* [Exercise] Show all lines holding "screenshot".

Records contained in a dataset
= = = = = = =

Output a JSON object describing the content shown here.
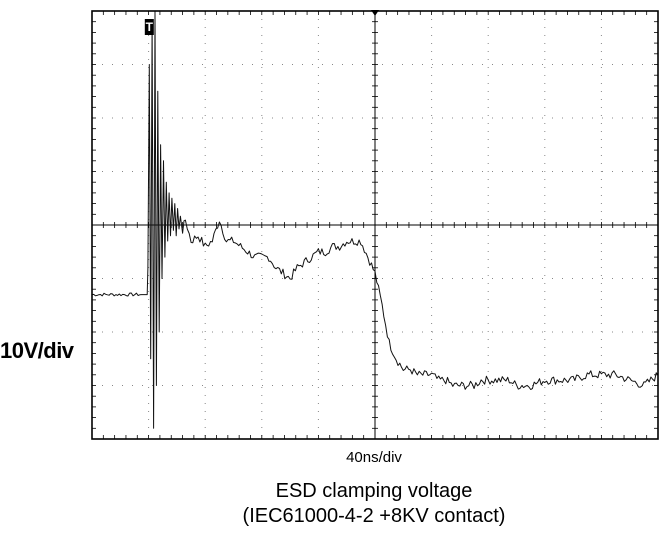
{
  "chart_data": {
    "type": "line",
    "title": "ESD clamping voltage",
    "subtitle": "(IEC61000-4-2 +8KV contact)",
    "xlabel": "40ns/div",
    "ylabel": "10V/div",
    "xlim": [
      0,
      400
    ],
    "ylim": [
      -40,
      40
    ],
    "grid": true,
    "trigger_marker": "T",
    "series": [
      {
        "x": [
          0,
          35,
          39,
          39.5,
          40.5,
          41.5,
          42.5,
          43.5,
          44.5,
          45.5,
          46.5,
          47.5,
          48.5,
          49.5,
          50.5,
          51.5,
          52.5,
          53.5,
          54.5,
          55.5,
          56.5,
          57.5,
          58.5,
          59.5,
          60.5,
          61.5,
          62.5,
          64,
          66,
          70,
          75,
          80,
          85,
          90,
          95,
          100,
          105,
          110,
          115,
          120,
          125,
          130,
          135,
          140,
          145,
          150,
          155,
          160,
          165,
          170,
          175,
          180,
          185,
          190,
          195,
          200,
          205,
          210,
          215,
          220,
          225,
          230,
          235,
          240,
          245,
          250,
          255,
          260,
          265,
          270,
          275,
          280,
          285,
          290,
          295,
          300,
          305,
          310,
          320,
          330,
          340,
          350,
          360,
          370,
          380,
          390,
          400
        ],
        "y": [
          -13,
          -13,
          -13,
          -8,
          30,
          -25,
          38,
          -38,
          40,
          -30,
          25,
          -20,
          15,
          -10,
          12,
          -6,
          8,
          -3,
          6,
          -2,
          5,
          -1,
          4,
          -2,
          3,
          -1,
          2,
          -1,
          1,
          -3,
          -2,
          -4,
          -3,
          1,
          -3,
          -3,
          -4,
          -5,
          -6,
          -6,
          -6,
          -8,
          -9,
          -10,
          -8,
          -7,
          -6,
          -5,
          -5,
          -4,
          -4,
          -3,
          -3,
          -3,
          -6,
          -9,
          -15,
          -22,
          -25,
          -27,
          -27,
          -28,
          -28,
          -28,
          -29,
          -29,
          -30,
          -30,
          -30,
          -30,
          -29,
          -29,
          -29,
          -29,
          -29,
          -30,
          -30,
          -30,
          -29,
          -29,
          -29,
          -28,
          -28,
          -28,
          -29,
          -30,
          -28
        ]
      }
    ]
  }
}
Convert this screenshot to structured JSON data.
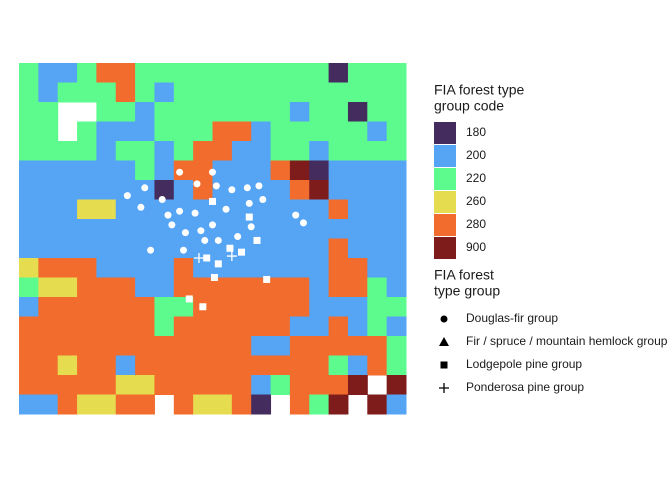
{
  "map": {
    "raster": [
      [
        220,
        200,
        200,
        220,
        280,
        280,
        220,
        220,
        220,
        220,
        220,
        220,
        220,
        220,
        220,
        220,
        180,
        220,
        220,
        220
      ],
      [
        220,
        200,
        220,
        220,
        220,
        280,
        220,
        200,
        220,
        220,
        220,
        220,
        220,
        220,
        220,
        220,
        220,
        220,
        220,
        220
      ],
      [
        220,
        220,
        null,
        null,
        220,
        220,
        200,
        220,
        220,
        220,
        220,
        220,
        220,
        220,
        200,
        220,
        220,
        180,
        220,
        220
      ],
      [
        220,
        220,
        null,
        220,
        200,
        200,
        200,
        220,
        220,
        220,
        280,
        280,
        200,
        220,
        220,
        220,
        220,
        220,
        200,
        220
      ],
      [
        220,
        220,
        220,
        220,
        200,
        220,
        220,
        200,
        220,
        280,
        280,
        200,
        200,
        220,
        220,
        200,
        220,
        220,
        220,
        220
      ],
      [
        200,
        200,
        200,
        200,
        200,
        200,
        220,
        200,
        280,
        280,
        200,
        200,
        200,
        280,
        900,
        180,
        200,
        200,
        200,
        200
      ],
      [
        200,
        200,
        200,
        200,
        200,
        200,
        200,
        180,
        200,
        280,
        200,
        200,
        200,
        200,
        280,
        900,
        200,
        200,
        200,
        200
      ],
      [
        200,
        200,
        200,
        260,
        260,
        200,
        200,
        200,
        200,
        200,
        200,
        200,
        200,
        200,
        200,
        200,
        280,
        200,
        200,
        200
      ],
      [
        200,
        200,
        200,
        200,
        200,
        200,
        200,
        200,
        200,
        200,
        200,
        200,
        200,
        200,
        200,
        200,
        200,
        200,
        200,
        200
      ],
      [
        200,
        200,
        200,
        200,
        200,
        200,
        200,
        200,
        200,
        200,
        200,
        200,
        200,
        200,
        200,
        200,
        280,
        200,
        200,
        200
      ],
      [
        260,
        280,
        280,
        280,
        200,
        200,
        200,
        200,
        280,
        200,
        200,
        200,
        200,
        200,
        200,
        200,
        280,
        280,
        200,
        200
      ],
      [
        220,
        260,
        260,
        280,
        280,
        280,
        200,
        200,
        280,
        280,
        280,
        280,
        280,
        280,
        280,
        200,
        280,
        280,
        220,
        200
      ],
      [
        200,
        280,
        280,
        280,
        280,
        280,
        280,
        220,
        220,
        280,
        280,
        280,
        280,
        280,
        280,
        200,
        200,
        200,
        220,
        220
      ],
      [
        280,
        280,
        280,
        280,
        280,
        280,
        280,
        220,
        280,
        280,
        280,
        280,
        280,
        280,
        200,
        200,
        280,
        200,
        220,
        200
      ],
      [
        280,
        280,
        280,
        280,
        280,
        280,
        280,
        280,
        280,
        280,
        280,
        280,
        200,
        200,
        280,
        280,
        280,
        280,
        280,
        220
      ],
      [
        280,
        280,
        260,
        280,
        280,
        200,
        280,
        280,
        280,
        280,
        280,
        280,
        280,
        280,
        280,
        280,
        220,
        200,
        280,
        220
      ],
      [
        280,
        280,
        280,
        280,
        280,
        260,
        260,
        280,
        280,
        280,
        280,
        280,
        200,
        220,
        280,
        280,
        280,
        900,
        null,
        900
      ],
      [
        200,
        200,
        280,
        260,
        260,
        280,
        280,
        null,
        280,
        260,
        260,
        280,
        180,
        null,
        280,
        220,
        900,
        null,
        900,
        200
      ]
    ],
    "points": [
      {
        "x": [
          6.5,
          5.6,
          6.3,
          7.4,
          8.3,
          9.2,
          10.0,
          10.2,
          11.0,
          11.8,
          12.4,
          12.6,
          11.9,
          10.7,
          10.0,
          9.1,
          8.3,
          7.9,
          8.6,
          6.8,
          8.5,
          9.6,
          10.3,
          11.3,
          12.0,
          14.7,
          14.3,
          9.4,
          7.7
        ],
        "y": [
          6.4,
          6.8,
          7.4,
          7.0,
          5.6,
          6.2,
          5.6,
          6.3,
          6.5,
          6.4,
          6.3,
          7.0,
          7.2,
          7.5,
          8.3,
          7.7,
          7.6,
          8.3,
          8.7,
          9.6,
          9.6,
          9.1,
          9.1,
          8.9,
          8.4,
          8.2,
          7.8,
          8.6,
          7.8
        ]
      },
      {
        "x": [],
        "y": []
      },
      {
        "x": [
          10.0,
          11.9,
          12.3,
          11.5,
          10.9,
          9.7,
          12.8,
          10.1,
          8.8,
          9.5,
          10.3
        ],
        "y": [
          7.1,
          7.9,
          9.1,
          9.7,
          9.5,
          10.0,
          11.1,
          11.0,
          12.1,
          12.5,
          10.3
        ]
      },
      {
        "x": [
          9.3,
          11.0
        ],
        "y": [
          10.0,
          9.9
        ]
      }
    ]
  },
  "legend_code": {
    "title": [
      "FIA forest type",
      "group code"
    ],
    "entries": [
      {
        "code": 180,
        "color": "#452c5e"
      },
      {
        "code": 200,
        "color": "#56a4f4"
      },
      {
        "code": 220,
        "color": "#5dfa8e"
      },
      {
        "code": 260,
        "color": "#e6dc50"
      },
      {
        "code": 280,
        "color": "#f26c2d"
      },
      {
        "code": 900,
        "color": "#7e1c1c"
      }
    ]
  },
  "legend_group": {
    "title": [
      "FIA forest",
      "type group"
    ],
    "entries": [
      {
        "name": "Douglas-fir group",
        "shape": "circle"
      },
      {
        "name": "Fir / spruce / mountain hemlock group",
        "shape": "triangle"
      },
      {
        "name": "Lodgepole pine group",
        "shape": "square"
      },
      {
        "name": "Ponderosa pine group",
        "shape": "cross"
      }
    ]
  }
}
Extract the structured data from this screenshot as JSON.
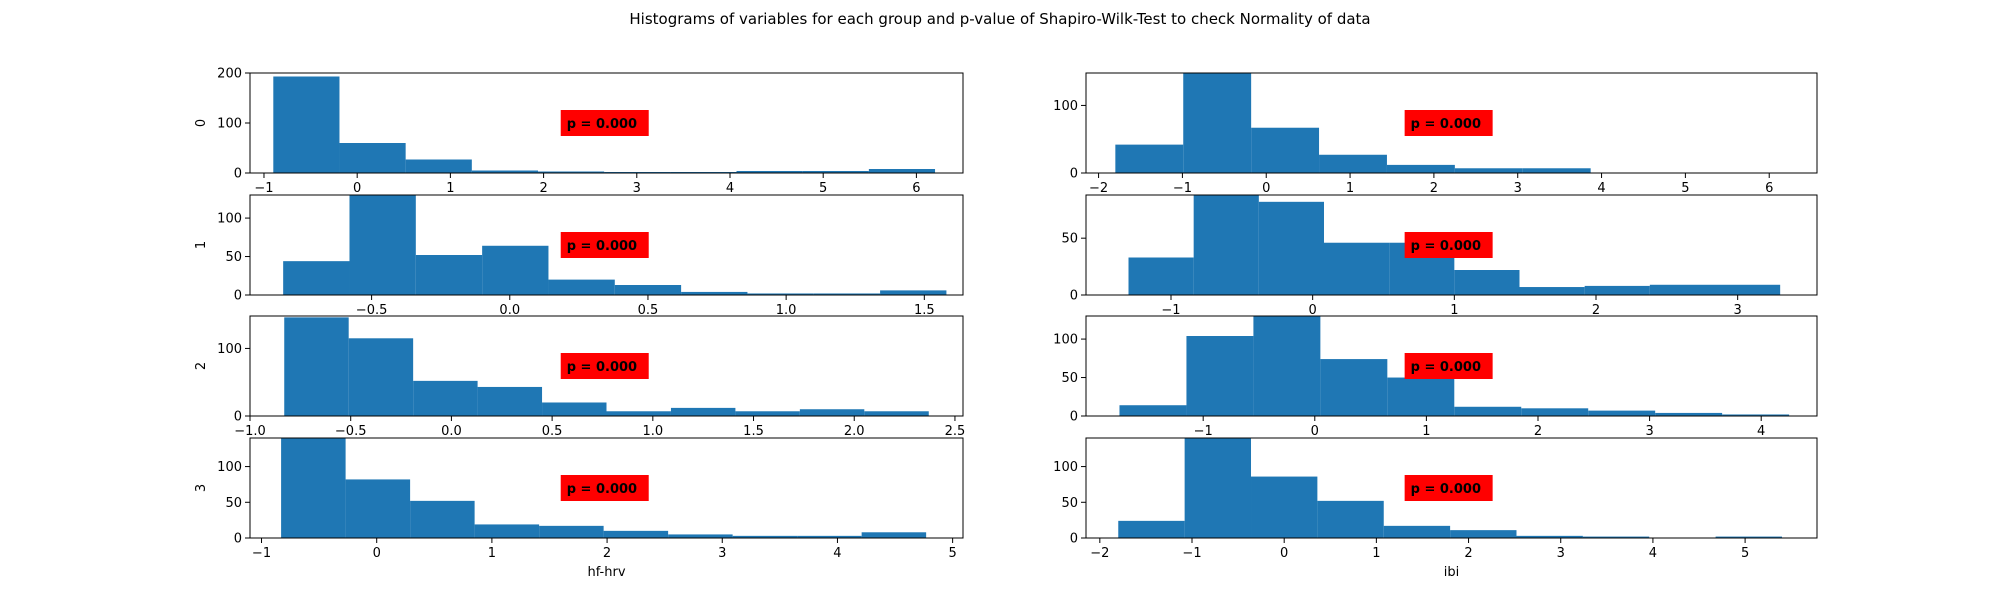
{
  "figure": {
    "title": "Histograms of variables for each group and p-value of Shapiro-Wilk-Test to check Normality of data",
    "bar_color": "#1f77b4",
    "annotation_color": "#ff0000"
  },
  "chart_data": [
    {
      "type": "bar",
      "column": 0,
      "row": 0,
      "ylabel": "0",
      "xlabel": "",
      "p_label": "p = 0.000",
      "xlim": [
        -1.15,
        6.5
      ],
      "ylim": [
        0,
        200
      ],
      "xticks": [
        -1,
        0,
        1,
        2,
        3,
        4,
        5,
        6
      ],
      "yticks": [
        0,
        100,
        200
      ],
      "bin_edges": [
        -0.9,
        -0.19,
        0.52,
        1.23,
        1.94,
        2.65,
        3.36,
        4.07,
        4.78,
        5.49,
        6.2
      ],
      "values": [
        193,
        60,
        27,
        5,
        3,
        2,
        2,
        4,
        4,
        8
      ]
    },
    {
      "type": "bar",
      "column": 0,
      "row": 1,
      "ylabel": "1",
      "xlabel": "",
      "p_label": "p = 0.000",
      "xlim": [
        -0.94,
        1.64
      ],
      "ylim": [
        0,
        130
      ],
      "xticks": [
        -0.5,
        0.0,
        0.5,
        1.0,
        1.5
      ],
      "yticks": [
        0,
        50,
        100
      ],
      "tick_labels": [
        "−0.5",
        "0.0",
        "0.5",
        "1.0",
        "1.5"
      ],
      "bin_edges": [
        -0.82,
        -0.58,
        -0.34,
        -0.1,
        0.14,
        0.38,
        0.62,
        0.86,
        1.1,
        1.34,
        1.58
      ],
      "values": [
        44,
        130,
        52,
        64,
        20,
        13,
        4,
        2,
        2,
        6
      ]
    },
    {
      "type": "bar",
      "column": 0,
      "row": 2,
      "ylabel": "2",
      "xlabel": "",
      "p_label": "p = 0.000",
      "xlim": [
        -1.0,
        2.54
      ],
      "ylim": [
        0,
        148
      ],
      "xticks": [
        -1.0,
        -0.5,
        0.0,
        0.5,
        1.0,
        1.5,
        2.0,
        2.5
      ],
      "yticks": [
        0,
        100
      ],
      "tick_labels": [
        "−1.0",
        "−0.5",
        "0.0",
        "0.5",
        "1.0",
        "1.5",
        "2.0",
        "2.5"
      ],
      "bin_edges": [
        -0.83,
        -0.51,
        -0.19,
        0.13,
        0.45,
        0.77,
        1.09,
        1.41,
        1.73,
        2.05,
        2.37
      ],
      "values": [
        146,
        115,
        52,
        43,
        20,
        7,
        12,
        7,
        10,
        7
      ]
    },
    {
      "type": "bar",
      "column": 0,
      "row": 3,
      "ylabel": "3",
      "xlabel": "hf-hrv",
      "p_label": "p = 0.000",
      "xlim": [
        -1.1,
        5.09
      ],
      "ylim": [
        0,
        140
      ],
      "xticks": [
        -1,
        0,
        1,
        2,
        3,
        4,
        5
      ],
      "yticks": [
        0,
        50,
        100
      ],
      "bin_edges": [
        -0.83,
        -0.27,
        0.29,
        0.85,
        1.41,
        1.97,
        2.53,
        3.09,
        3.65,
        4.21,
        4.77
      ],
      "values": [
        140,
        82,
        52,
        19,
        17,
        10,
        5,
        3,
        3,
        8
      ]
    },
    {
      "type": "bar",
      "column": 1,
      "row": 0,
      "ylabel": "",
      "xlabel": "",
      "p_label": "p = 0.000",
      "xlim": [
        -2.15,
        6.57
      ],
      "ylim": [
        0,
        148
      ],
      "xticks": [
        -2,
        -1,
        0,
        1,
        2,
        3,
        4,
        5,
        6
      ],
      "yticks": [
        0,
        100
      ],
      "bin_edges": [
        -1.8,
        -0.99,
        -0.18,
        0.63,
        1.44,
        2.25,
        3.06,
        3.87,
        4.68,
        5.49,
        6.3
      ],
      "values": [
        42,
        148,
        67,
        27,
        12,
        7,
        7,
        0,
        0,
        0
      ]
    },
    {
      "type": "bar",
      "column": 1,
      "row": 1,
      "ylabel": "",
      "xlabel": "",
      "p_label": "p = 0.000",
      "xlim": [
        -1.6,
        3.56
      ],
      "ylim": [
        0,
        88
      ],
      "xticks": [
        -1,
        0,
        1,
        2,
        3
      ],
      "yticks": [
        0,
        50
      ],
      "bin_edges": [
        -1.3,
        -0.84,
        -0.38,
        0.08,
        0.54,
        1.0,
        1.46,
        1.92,
        2.38,
        2.84,
        3.3
      ],
      "values": [
        33,
        88,
        82,
        46,
        46,
        22,
        7,
        8,
        9,
        9
      ]
    },
    {
      "type": "bar",
      "column": 1,
      "row": 2,
      "ylabel": "",
      "xlabel": "",
      "p_label": "p = 0.000",
      "xlim": [
        -2.05,
        4.5
      ],
      "ylim": [
        0,
        130
      ],
      "xticks": [
        -1,
        0,
        1,
        2,
        3,
        4
      ],
      "yticks": [
        0,
        50,
        100
      ],
      "bin_edges": [
        -1.75,
        -1.15,
        -0.55,
        0.05,
        0.65,
        1.25,
        1.85,
        2.45,
        3.05,
        3.65,
        4.25
      ],
      "values": [
        14,
        104,
        130,
        74,
        50,
        12,
        10,
        7,
        4,
        2
      ]
    },
    {
      "type": "bar",
      "column": 1,
      "row": 3,
      "ylabel": "",
      "xlabel": "ibi",
      "p_label": "p = 0.000",
      "xlim": [
        -2.15,
        5.78
      ],
      "ylim": [
        0,
        140
      ],
      "xticks": [
        -2,
        -1,
        0,
        1,
        2,
        3,
        4,
        5
      ],
      "yticks": [
        0,
        50,
        100
      ],
      "bin_edges": [
        -1.8,
        -1.08,
        -0.36,
        0.36,
        1.08,
        1.8,
        2.52,
        3.24,
        3.96,
        4.68,
        5.4
      ],
      "values": [
        24,
        140,
        86,
        52,
        17,
        11,
        3,
        2,
        0,
        2
      ]
    }
  ]
}
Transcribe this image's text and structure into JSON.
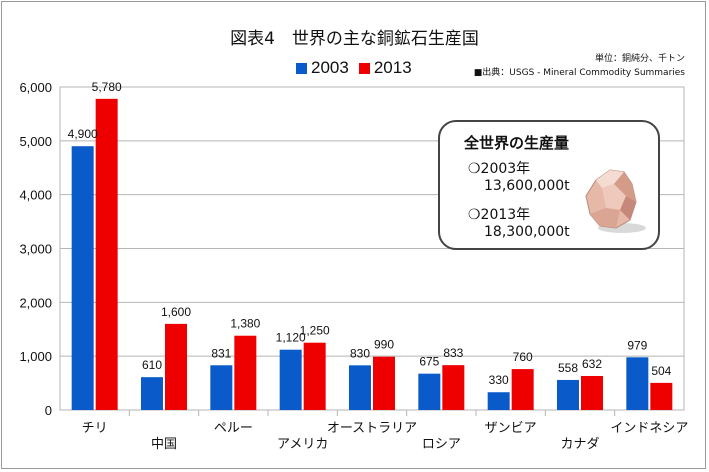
{
  "chart_data": {
    "type": "bar",
    "title": "図表4　世界の主な銅鉱石生産国",
    "unit_note": "単位：銅純分、千トン",
    "source_note": "■出典：USGS - Mineral Commodity Summaries",
    "categories": [
      "チリ",
      "中国",
      "ペルー",
      "アメリカ",
      "オーストラリア",
      "ロシア",
      "ザンビア",
      "カナダ",
      "インドネシア"
    ],
    "series": [
      {
        "name": "2003",
        "color": "#0a5bc9",
        "values": [
          4900,
          610,
          831,
          1120,
          830,
          675,
          330,
          558,
          979
        ]
      },
      {
        "name": "2013",
        "color": "#ee0000",
        "values": [
          5780,
          1600,
          1380,
          1250,
          990,
          833,
          760,
          632,
          504
        ]
      }
    ],
    "data_labels": {
      "2003": [
        "4,900",
        "610",
        "831",
        "1,120",
        "830",
        "675",
        "330",
        "558",
        "979"
      ],
      "2013": [
        "5,780",
        "1,600",
        "1,380",
        "1,250",
        "990",
        "833",
        "760",
        "632",
        "504"
      ]
    },
    "ylim": [
      0,
      6000
    ],
    "yticks": [
      "0",
      "1,000",
      "2,000",
      "3,000",
      "4,000",
      "5,000",
      "6,000"
    ],
    "ytick_values": [
      0,
      1000,
      2000,
      3000,
      4000,
      5000,
      6000
    ],
    "grid": true,
    "legend_position": "top-center",
    "callout": {
      "title": "全世界の生産量",
      "items": [
        {
          "year": "❍2003年",
          "value": "13,600,000t"
        },
        {
          "year": "❍2013年",
          "value": "18,300,000t"
        }
      ],
      "icon": "copper-ore-rock-icon"
    }
  }
}
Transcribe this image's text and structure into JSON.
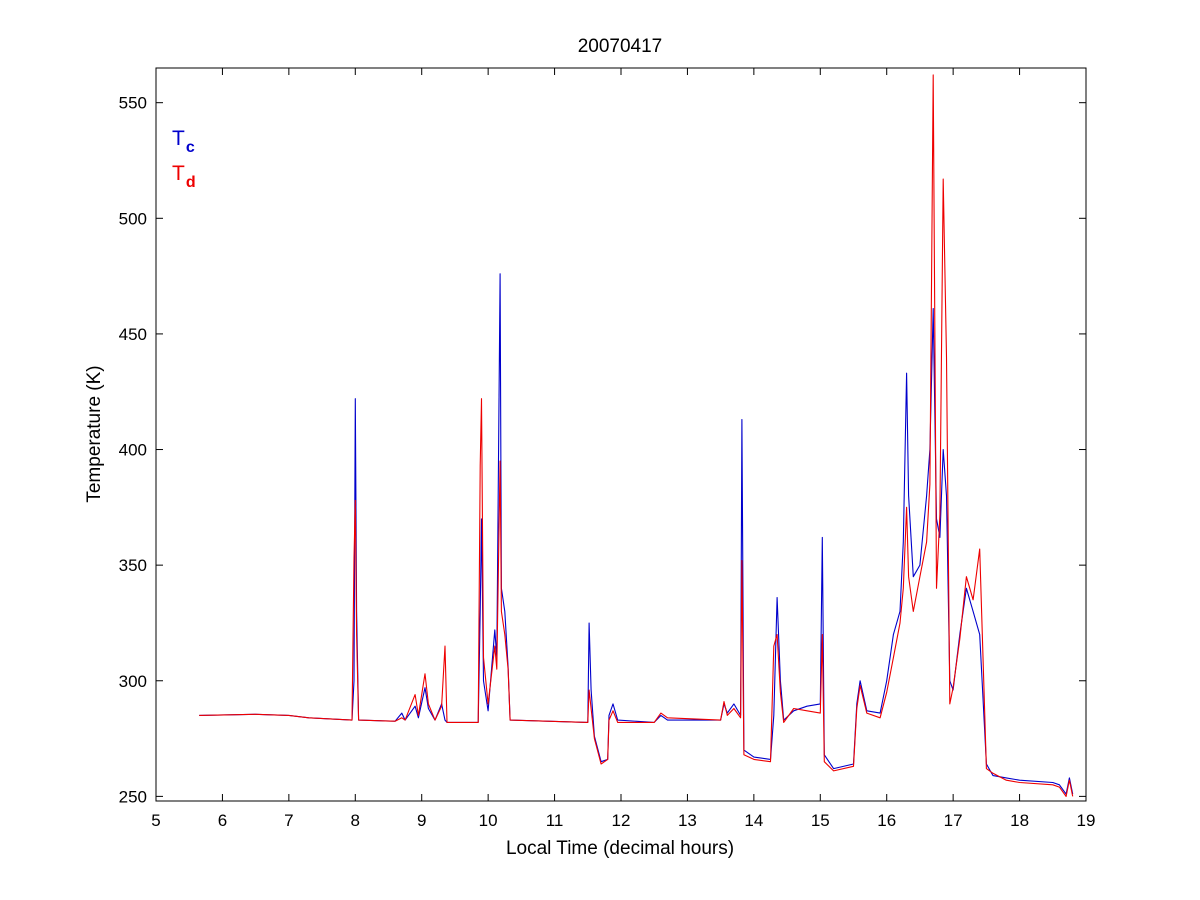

= = = = = = =

* [In response]
Convert this screenshot to structured JSON data.
Extract the structured data from this screenshot as JSON.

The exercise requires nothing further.